Task: Go through the lines below. Copy those with "Kroupa".

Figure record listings

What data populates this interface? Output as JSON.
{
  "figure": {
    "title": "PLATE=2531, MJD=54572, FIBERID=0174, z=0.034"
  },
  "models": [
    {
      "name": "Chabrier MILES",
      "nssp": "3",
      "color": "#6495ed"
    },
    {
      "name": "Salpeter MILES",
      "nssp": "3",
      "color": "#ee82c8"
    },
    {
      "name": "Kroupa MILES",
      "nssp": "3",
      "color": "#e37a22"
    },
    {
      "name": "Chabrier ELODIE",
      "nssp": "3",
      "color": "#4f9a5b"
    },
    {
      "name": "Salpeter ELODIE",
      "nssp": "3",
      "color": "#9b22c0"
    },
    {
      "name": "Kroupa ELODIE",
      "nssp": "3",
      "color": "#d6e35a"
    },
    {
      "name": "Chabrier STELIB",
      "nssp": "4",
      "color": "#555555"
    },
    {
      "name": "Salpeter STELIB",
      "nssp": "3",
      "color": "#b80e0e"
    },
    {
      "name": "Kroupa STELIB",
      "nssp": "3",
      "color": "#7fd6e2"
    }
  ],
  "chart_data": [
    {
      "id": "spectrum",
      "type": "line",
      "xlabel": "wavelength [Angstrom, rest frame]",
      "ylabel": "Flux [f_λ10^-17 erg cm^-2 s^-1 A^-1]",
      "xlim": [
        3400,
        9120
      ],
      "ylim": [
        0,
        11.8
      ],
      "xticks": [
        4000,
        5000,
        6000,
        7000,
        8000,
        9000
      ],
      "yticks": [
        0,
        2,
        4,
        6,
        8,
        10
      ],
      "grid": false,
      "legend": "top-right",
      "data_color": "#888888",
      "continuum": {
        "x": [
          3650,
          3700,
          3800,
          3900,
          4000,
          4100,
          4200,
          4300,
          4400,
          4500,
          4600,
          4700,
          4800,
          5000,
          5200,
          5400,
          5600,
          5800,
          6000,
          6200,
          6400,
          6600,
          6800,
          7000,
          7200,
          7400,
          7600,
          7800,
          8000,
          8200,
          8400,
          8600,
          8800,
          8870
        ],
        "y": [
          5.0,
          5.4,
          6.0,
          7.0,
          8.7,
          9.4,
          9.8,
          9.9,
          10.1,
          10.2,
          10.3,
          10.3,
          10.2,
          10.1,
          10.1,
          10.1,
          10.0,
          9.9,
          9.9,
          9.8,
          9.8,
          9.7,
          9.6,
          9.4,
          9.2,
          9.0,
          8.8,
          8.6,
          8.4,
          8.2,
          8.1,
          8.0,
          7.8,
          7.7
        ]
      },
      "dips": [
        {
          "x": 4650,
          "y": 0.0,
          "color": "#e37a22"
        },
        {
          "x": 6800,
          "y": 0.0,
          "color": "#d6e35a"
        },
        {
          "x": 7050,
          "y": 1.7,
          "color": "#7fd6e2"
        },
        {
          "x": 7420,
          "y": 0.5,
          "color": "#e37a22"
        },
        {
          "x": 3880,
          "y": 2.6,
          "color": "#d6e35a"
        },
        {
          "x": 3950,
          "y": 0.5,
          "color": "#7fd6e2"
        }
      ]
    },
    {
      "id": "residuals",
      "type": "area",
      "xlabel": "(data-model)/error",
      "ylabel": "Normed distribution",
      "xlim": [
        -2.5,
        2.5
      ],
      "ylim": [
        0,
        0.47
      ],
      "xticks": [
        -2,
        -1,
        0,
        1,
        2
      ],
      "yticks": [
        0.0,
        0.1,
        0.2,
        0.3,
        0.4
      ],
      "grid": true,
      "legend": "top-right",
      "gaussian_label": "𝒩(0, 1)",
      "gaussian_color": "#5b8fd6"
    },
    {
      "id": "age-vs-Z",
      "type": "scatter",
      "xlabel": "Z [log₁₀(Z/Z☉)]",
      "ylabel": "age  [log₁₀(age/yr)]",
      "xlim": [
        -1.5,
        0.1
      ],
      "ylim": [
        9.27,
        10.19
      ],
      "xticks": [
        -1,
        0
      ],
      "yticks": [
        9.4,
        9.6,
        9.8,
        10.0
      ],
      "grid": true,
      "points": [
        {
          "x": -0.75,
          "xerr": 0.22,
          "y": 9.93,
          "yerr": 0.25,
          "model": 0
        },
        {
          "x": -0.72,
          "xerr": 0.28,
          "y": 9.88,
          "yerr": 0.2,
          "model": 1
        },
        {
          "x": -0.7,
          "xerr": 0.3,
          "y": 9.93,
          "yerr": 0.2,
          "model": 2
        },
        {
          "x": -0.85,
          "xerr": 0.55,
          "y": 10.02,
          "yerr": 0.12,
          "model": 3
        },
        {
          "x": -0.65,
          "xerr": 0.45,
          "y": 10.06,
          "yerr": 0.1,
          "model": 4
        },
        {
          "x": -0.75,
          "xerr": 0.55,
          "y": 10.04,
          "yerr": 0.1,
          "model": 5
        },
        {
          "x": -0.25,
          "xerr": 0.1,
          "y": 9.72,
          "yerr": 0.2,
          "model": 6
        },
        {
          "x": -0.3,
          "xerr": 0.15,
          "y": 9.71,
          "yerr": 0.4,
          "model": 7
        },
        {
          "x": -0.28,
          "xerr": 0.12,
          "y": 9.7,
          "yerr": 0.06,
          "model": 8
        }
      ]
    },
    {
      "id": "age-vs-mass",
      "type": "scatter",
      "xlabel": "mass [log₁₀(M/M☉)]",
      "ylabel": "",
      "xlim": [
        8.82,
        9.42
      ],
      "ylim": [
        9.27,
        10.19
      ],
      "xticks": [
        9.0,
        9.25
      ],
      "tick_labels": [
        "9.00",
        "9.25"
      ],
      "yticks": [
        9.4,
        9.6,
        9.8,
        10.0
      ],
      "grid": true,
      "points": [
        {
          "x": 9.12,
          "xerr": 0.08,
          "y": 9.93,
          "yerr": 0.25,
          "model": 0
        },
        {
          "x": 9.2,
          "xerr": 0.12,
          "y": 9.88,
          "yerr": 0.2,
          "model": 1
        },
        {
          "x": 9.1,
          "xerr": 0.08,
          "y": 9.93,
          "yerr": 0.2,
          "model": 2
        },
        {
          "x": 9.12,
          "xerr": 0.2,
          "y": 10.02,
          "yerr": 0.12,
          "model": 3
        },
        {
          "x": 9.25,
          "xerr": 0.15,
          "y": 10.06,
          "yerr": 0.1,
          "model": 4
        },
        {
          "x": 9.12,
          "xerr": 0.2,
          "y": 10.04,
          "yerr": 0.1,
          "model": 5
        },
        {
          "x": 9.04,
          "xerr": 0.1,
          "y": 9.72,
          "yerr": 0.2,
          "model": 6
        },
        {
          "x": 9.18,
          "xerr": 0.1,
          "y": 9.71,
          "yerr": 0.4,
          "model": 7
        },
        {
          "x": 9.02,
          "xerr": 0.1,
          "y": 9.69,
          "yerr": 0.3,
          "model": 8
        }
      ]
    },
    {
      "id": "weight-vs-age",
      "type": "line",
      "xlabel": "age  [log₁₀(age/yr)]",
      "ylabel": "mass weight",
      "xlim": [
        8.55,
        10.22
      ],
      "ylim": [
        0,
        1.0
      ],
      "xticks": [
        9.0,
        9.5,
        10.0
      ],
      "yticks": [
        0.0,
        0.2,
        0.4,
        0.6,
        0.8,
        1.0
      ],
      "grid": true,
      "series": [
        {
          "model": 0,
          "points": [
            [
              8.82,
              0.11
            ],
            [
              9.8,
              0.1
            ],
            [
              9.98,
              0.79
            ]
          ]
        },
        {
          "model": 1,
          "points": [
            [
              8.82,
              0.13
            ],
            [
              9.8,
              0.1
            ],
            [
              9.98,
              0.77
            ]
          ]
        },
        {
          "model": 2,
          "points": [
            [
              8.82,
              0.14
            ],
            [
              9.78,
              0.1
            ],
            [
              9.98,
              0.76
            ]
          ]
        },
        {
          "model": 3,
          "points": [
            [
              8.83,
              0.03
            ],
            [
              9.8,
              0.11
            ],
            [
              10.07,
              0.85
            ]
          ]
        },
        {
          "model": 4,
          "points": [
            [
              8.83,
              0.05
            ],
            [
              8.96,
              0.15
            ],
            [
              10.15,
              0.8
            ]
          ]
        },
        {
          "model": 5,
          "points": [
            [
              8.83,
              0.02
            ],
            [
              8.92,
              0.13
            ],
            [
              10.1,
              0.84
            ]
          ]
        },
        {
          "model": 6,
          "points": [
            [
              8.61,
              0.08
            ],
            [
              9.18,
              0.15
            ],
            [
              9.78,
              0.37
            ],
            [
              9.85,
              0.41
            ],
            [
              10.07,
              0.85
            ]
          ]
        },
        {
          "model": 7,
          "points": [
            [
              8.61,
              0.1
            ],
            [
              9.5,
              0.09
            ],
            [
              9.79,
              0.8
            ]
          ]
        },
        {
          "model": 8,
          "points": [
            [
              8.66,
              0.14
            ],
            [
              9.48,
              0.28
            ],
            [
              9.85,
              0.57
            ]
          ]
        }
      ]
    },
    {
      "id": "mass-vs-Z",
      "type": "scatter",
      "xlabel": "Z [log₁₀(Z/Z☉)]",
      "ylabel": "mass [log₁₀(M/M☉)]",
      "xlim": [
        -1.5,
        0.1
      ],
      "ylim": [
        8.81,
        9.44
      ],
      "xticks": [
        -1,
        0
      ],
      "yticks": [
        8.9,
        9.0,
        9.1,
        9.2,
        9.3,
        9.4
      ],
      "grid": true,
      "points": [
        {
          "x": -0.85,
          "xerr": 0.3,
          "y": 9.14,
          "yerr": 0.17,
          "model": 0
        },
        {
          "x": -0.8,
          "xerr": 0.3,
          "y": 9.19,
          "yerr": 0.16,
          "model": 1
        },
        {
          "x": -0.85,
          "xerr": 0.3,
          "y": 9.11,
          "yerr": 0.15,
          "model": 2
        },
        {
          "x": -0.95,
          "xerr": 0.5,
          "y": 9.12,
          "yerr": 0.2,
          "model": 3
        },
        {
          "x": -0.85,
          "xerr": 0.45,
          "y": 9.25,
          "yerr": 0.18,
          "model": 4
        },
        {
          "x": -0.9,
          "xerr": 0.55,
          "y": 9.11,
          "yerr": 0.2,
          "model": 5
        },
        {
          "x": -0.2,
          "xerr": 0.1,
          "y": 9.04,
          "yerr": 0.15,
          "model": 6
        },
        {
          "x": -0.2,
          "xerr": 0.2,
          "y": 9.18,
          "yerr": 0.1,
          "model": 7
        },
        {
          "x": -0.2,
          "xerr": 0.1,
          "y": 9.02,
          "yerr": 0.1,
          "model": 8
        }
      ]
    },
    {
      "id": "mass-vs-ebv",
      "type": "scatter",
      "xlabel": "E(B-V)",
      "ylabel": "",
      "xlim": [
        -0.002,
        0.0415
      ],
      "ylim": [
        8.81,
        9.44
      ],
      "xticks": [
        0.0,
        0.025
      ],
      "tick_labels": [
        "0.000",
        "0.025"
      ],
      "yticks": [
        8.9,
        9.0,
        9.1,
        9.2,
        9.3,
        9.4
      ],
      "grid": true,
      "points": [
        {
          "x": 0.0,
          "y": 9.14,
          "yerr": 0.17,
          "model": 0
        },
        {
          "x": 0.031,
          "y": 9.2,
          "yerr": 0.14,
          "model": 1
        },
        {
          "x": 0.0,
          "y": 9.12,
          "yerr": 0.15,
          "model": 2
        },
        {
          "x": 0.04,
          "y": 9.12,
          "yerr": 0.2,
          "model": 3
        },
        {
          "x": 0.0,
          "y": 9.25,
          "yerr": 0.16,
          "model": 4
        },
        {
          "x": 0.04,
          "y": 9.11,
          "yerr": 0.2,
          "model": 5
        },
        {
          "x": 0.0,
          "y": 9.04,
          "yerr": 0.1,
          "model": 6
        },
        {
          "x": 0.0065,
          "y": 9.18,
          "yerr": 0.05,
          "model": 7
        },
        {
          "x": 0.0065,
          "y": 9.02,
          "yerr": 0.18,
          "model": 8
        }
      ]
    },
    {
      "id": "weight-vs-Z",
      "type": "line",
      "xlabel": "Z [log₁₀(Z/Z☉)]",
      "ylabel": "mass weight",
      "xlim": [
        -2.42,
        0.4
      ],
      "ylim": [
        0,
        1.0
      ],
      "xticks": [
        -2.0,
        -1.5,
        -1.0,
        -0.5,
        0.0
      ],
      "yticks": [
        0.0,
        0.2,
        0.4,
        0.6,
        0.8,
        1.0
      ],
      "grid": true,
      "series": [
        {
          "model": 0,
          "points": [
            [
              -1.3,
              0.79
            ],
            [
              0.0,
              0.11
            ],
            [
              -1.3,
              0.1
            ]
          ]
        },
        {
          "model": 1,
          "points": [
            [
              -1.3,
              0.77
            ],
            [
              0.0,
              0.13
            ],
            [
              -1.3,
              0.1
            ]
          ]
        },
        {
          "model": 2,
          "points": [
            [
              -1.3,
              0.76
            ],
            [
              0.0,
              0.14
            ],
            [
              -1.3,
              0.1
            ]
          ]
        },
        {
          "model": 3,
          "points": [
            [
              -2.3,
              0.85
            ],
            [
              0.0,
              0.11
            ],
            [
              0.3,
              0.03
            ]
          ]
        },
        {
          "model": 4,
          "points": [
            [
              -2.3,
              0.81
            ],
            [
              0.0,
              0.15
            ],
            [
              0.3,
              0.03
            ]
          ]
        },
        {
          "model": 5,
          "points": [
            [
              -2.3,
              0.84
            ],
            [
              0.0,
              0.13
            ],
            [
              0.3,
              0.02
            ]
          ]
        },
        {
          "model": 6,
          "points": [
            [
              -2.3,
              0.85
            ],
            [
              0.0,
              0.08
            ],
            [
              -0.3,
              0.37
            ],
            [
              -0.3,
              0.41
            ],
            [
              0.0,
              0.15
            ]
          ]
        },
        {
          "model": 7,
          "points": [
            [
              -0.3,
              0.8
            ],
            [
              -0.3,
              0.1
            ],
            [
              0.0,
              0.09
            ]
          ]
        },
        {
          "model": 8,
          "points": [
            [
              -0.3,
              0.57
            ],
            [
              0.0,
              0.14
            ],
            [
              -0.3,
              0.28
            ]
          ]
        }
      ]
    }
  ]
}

Result for this exercise:
      "name": "Kroupa MILES",
      "name": "Kroupa ELODIE",
      "name": "Kroupa STELIB",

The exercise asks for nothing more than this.